**Prompt:** Can you give all the records again without altering a single character?

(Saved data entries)
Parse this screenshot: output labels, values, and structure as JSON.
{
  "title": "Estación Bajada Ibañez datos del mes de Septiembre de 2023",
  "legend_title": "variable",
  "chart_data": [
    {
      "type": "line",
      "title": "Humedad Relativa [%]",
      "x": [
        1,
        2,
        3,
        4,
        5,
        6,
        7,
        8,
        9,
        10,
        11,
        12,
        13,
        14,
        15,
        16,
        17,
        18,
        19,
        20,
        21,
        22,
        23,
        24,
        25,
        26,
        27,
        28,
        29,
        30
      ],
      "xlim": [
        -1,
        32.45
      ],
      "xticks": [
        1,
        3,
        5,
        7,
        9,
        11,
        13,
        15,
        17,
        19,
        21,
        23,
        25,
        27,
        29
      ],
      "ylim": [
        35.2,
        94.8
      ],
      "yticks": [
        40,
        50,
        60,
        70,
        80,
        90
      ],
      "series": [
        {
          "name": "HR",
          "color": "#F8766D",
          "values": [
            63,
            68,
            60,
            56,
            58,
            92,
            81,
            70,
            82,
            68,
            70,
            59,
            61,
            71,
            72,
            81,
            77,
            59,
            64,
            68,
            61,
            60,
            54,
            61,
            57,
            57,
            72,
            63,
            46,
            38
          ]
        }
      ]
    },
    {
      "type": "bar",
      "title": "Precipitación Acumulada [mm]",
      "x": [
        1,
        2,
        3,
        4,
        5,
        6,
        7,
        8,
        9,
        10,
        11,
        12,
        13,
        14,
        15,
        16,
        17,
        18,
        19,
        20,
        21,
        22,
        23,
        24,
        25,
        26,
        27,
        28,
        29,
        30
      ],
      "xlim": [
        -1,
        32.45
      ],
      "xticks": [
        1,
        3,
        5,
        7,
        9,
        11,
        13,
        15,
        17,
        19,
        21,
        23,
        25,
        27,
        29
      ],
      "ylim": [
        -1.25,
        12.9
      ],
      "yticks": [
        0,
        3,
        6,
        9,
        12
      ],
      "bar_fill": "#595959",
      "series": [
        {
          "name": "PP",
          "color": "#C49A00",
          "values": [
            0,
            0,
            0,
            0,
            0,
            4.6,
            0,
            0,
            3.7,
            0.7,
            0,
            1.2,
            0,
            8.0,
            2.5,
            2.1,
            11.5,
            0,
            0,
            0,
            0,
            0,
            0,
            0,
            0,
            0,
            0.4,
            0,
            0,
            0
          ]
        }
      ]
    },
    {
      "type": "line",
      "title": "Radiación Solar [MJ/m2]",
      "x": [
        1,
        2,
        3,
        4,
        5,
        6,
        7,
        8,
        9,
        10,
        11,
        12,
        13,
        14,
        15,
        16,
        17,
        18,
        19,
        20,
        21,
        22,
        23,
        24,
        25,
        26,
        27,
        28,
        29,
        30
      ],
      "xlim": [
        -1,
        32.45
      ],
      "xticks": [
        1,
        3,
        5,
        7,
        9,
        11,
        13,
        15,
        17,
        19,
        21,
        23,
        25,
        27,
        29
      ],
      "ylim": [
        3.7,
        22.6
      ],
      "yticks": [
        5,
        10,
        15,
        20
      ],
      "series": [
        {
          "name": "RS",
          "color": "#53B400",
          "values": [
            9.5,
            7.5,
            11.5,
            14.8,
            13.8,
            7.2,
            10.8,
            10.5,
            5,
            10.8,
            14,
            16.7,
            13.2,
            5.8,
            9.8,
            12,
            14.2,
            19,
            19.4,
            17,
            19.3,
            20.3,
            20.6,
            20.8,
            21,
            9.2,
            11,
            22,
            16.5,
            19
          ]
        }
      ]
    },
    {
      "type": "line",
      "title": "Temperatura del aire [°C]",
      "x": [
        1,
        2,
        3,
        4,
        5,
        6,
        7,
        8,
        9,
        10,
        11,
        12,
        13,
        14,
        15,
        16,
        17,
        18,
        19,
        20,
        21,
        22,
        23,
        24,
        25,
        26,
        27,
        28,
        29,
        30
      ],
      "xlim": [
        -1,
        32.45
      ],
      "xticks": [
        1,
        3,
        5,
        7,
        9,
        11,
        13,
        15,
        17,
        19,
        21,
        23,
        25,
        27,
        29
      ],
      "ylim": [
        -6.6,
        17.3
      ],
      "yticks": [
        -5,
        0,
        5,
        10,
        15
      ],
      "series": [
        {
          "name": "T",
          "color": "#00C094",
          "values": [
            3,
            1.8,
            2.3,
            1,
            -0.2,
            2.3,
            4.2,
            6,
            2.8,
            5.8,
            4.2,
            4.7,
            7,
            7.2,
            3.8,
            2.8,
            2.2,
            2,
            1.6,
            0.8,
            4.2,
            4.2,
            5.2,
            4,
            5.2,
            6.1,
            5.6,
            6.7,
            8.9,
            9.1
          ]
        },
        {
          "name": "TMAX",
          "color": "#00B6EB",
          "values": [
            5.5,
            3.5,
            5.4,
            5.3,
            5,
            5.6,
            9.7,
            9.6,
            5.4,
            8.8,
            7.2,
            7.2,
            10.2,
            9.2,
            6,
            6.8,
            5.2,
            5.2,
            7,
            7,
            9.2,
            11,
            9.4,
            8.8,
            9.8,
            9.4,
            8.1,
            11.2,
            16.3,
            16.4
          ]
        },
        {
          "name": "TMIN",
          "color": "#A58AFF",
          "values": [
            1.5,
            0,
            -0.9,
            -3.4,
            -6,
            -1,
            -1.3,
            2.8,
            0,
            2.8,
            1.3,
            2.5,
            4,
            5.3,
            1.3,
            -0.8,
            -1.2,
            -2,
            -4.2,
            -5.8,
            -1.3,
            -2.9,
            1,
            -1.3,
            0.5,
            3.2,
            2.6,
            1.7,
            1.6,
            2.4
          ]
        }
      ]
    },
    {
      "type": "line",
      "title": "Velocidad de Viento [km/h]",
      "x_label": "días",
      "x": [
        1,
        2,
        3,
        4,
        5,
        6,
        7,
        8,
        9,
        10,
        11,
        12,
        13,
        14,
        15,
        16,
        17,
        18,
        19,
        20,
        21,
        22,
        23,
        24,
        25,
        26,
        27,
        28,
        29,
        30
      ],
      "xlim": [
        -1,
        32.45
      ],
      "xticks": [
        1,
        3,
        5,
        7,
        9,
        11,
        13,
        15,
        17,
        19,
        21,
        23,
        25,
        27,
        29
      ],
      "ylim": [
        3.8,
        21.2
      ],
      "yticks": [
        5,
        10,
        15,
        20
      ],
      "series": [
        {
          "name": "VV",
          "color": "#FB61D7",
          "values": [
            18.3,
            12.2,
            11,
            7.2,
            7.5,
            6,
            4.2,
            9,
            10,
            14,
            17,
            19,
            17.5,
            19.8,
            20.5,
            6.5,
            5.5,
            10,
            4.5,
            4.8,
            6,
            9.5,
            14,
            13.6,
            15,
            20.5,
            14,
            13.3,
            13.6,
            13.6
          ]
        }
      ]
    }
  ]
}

**Output for this exercise:**
Parse this screenshot: output labels, values, and structure as JSON.
{
  "title": "Estación Bajada Ibañez datos del mes de Septiembre de 2023",
  "legend_title": "variable",
  "chart_data": [
    {
      "type": "line",
      "title": "Humedad Relativa [%]",
      "x": [
        1,
        2,
        3,
        4,
        5,
        6,
        7,
        8,
        9,
        10,
        11,
        12,
        13,
        14,
        15,
        16,
        17,
        18,
        19,
        20,
        21,
        22,
        23,
        24,
        25,
        26,
        27,
        28,
        29,
        30
      ],
      "xlim": [
        -1,
        32.45
      ],
      "xticks": [
        1,
        3,
        5,
        7,
        9,
        11,
        13,
        15,
        17,
        19,
        21,
        23,
        25,
        27,
        29
      ],
      "ylim": [
        35.2,
        94.8
      ],
      "yticks": [
        40,
        50,
        60,
        70,
        80,
        90
      ],
      "series": [
        {
          "name": "HR",
          "color": "#F8766D",
          "values": [
            63,
            68,
            60,
            56,
            58,
            92,
            81,
            70,
            82,
            68,
            70,
            59,
            61,
            71,
            72,
            81,
            77,
            59,
            64,
            68,
            61,
            60,
            54,
            61,
            57,
            57,
            72,
            63,
            46,
            38
          ]
        }
      ]
    },
    {
      "type": "bar",
      "title": "Precipitación Acumulada [mm]",
      "x": [
        1,
        2,
        3,
        4,
        5,
        6,
        7,
        8,
        9,
        10,
        11,
        12,
        13,
        14,
        15,
        16,
        17,
        18,
        19,
        20,
        21,
        22,
        23,
        24,
        25,
        26,
        27,
        28,
        29,
        30
      ],
      "xlim": [
        -1,
        32.45
      ],
      "xticks": [
        1,
        3,
        5,
        7,
        9,
        11,
        13,
        15,
        17,
        19,
        21,
        23,
        25,
        27,
        29
      ],
      "ylim": [
        -1.25,
        12.9
      ],
      "yticks": [
        0,
        3,
        6,
        9,
        12
      ],
      "bar_fill": "#595959",
      "series": [
        {
          "name": "PP",
          "color": "#C49A00",
          "values": [
            0,
            0,
            0,
            0,
            0,
            4.6,
            0,
            0,
            3.7,
            0.7,
            0,
            1.2,
            0,
            8.0,
            2.5,
            2.1,
            11.5,
            0,
            0,
            0,
            0,
            0,
            0,
            0,
            0,
            0,
            0.4,
            0,
            0,
            0
          ]
        }
      ]
    },
    {
      "type": "line",
      "title": "Radiación Solar [MJ/m2]",
      "x": [
        1,
        2,
        3,
        4,
        5,
        6,
        7,
        8,
        9,
        10,
        11,
        12,
        13,
        14,
        15,
        16,
        17,
        18,
        19,
        20,
        21,
        22,
        23,
        24,
        25,
        26,
        27,
        28,
        29,
        30
      ],
      "xlim": [
        -1,
        32.45
      ],
      "xticks": [
        1,
        3,
        5,
        7,
        9,
        11,
        13,
        15,
        17,
        19,
        21,
        23,
        25,
        27,
        29
      ],
      "ylim": [
        3.7,
        22.6
      ],
      "yticks": [
        5,
        10,
        15,
        20
      ],
      "series": [
        {
          "name": "RS",
          "color": "#53B400",
          "values": [
            9.5,
            7.5,
            11.5,
            14.8,
            13.8,
            7.2,
            10.8,
            10.5,
            5,
            10.8,
            14,
            16.7,
            13.2,
            5.8,
            9.8,
            12,
            14.2,
            19,
            19.4,
            17,
            19.3,
            20.3,
            20.6,
            20.8,
            21,
            9.2,
            11,
            22,
            16.5,
            19
          ]
        }
      ]
    },
    {
      "type": "line",
      "title": "Temperatura del aire [°C]",
      "x": [
        1,
        2,
        3,
        4,
        5,
        6,
        7,
        8,
        9,
        10,
        11,
        12,
        13,
        14,
        15,
        16,
        17,
        18,
        19,
        20,
        21,
        22,
        23,
        24,
        25,
        26,
        27,
        28,
        29,
        30
      ],
      "xlim": [
        -1,
        32.45
      ],
      "xticks": [
        1,
        3,
        5,
        7,
        9,
        11,
        13,
        15,
        17,
        19,
        21,
        23,
        25,
        27,
        29
      ],
      "ylim": [
        -6.6,
        17.3
      ],
      "yticks": [
        -5,
        0,
        5,
        10,
        15
      ],
      "series": [
        {
          "name": "T",
          "color": "#00C094",
          "values": [
            3,
            1.8,
            2.3,
            1,
            -0.2,
            2.3,
            4.2,
            6,
            2.8,
            5.8,
            4.2,
            4.7,
            7,
            7.2,
            3.8,
            2.8,
            2.2,
            2,
            1.6,
            0.8,
            4.2,
            4.2,
            5.2,
            4,
            5.2,
            6.1,
            5.6,
            6.7,
            8.9,
            9.1
          ]
        },
        {
          "name": "TMAX",
          "color": "#00B6EB",
          "values": [
            5.5,
            3.5,
            5.4,
            5.3,
            5,
            5.6,
            9.7,
            9.6,
            5.4,
            8.8,
            7.2,
            7.2,
            10.2,
            9.2,
            6,
            6.8,
            5.2,
            5.2,
            7,
            7,
            9.2,
            11,
            9.4,
            8.8,
            9.8,
            9.4,
            8.1,
            11.2,
            16.3,
            16.4
          ]
        },
        {
          "name": "TMIN",
          "color": "#A58AFF",
          "values": [
            1.5,
            0,
            -0.9,
            -3.4,
            -6,
            -1,
            -1.3,
            2.8,
            0,
            2.8,
            1.3,
            2.5,
            4,
            5.3,
            1.3,
            -0.8,
            -1.2,
            -2,
            -4.2,
            -5.8,
            -1.3,
            -2.9,
            1,
            -1.3,
            0.5,
            3.2,
            2.6,
            1.7,
            1.6,
            2.4
          ]
        }
      ]
    },
    {
      "type": "line",
      "title": "Velocidad de Viento [km/h]",
      "x_label": "días",
      "x": [
        1,
        2,
        3,
        4,
        5,
        6,
        7,
        8,
        9,
        10,
        11,
        12,
        13,
        14,
        15,
        16,
        17,
        18,
        19,
        20,
        21,
        22,
        23,
        24,
        25,
        26,
        27,
        28,
        29,
        30
      ],
      "xlim": [
        -1,
        32.45
      ],
      "xticks": [
        1,
        3,
        5,
        7,
        9,
        11,
        13,
        15,
        17,
        19,
        21,
        23,
        25,
        27,
        29
      ],
      "ylim": [
        3.8,
        21.2
      ],
      "yticks": [
        5,
        10,
        15,
        20
      ],
      "series": [
        {
          "name": "VV",
          "color": "#FB61D7",
          "values": [
            18.3,
            12.2,
            11,
            7.2,
            7.5,
            6,
            4.2,
            9,
            10,
            14,
            17,
            19,
            17.5,
            19.8,
            20.5,
            6.5,
            5.5,
            10,
            4.5,
            4.8,
            6,
            9.5,
            14,
            13.6,
            15,
            20.5,
            14,
            13.3,
            13.6,
            13.6
          ]
        }
      ]
    }
  ]
}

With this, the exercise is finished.